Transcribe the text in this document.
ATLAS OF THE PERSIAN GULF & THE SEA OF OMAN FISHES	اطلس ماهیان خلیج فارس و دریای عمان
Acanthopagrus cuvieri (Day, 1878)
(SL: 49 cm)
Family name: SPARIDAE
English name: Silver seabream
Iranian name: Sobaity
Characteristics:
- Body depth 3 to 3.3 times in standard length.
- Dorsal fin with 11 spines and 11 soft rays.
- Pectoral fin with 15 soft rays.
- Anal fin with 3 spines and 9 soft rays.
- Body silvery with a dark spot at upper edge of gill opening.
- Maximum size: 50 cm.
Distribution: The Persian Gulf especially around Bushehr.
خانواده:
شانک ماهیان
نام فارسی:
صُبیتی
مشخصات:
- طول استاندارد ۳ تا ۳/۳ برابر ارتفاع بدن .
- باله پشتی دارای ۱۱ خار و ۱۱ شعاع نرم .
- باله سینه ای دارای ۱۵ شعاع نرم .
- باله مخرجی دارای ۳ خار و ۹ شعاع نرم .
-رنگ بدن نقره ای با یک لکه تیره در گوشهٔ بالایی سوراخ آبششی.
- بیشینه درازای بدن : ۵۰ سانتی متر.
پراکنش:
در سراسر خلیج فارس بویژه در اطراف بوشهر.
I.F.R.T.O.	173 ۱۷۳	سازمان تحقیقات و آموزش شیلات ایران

......

Above are the records; copy every line in them that holds the word "rays".

▶ [WRITTEN ANSWER]
- Dorsal fin with 11 spines and 11 soft rays.
- Pectoral fin with 15 soft rays.
- Anal fin with 3 spines and 9 soft rays.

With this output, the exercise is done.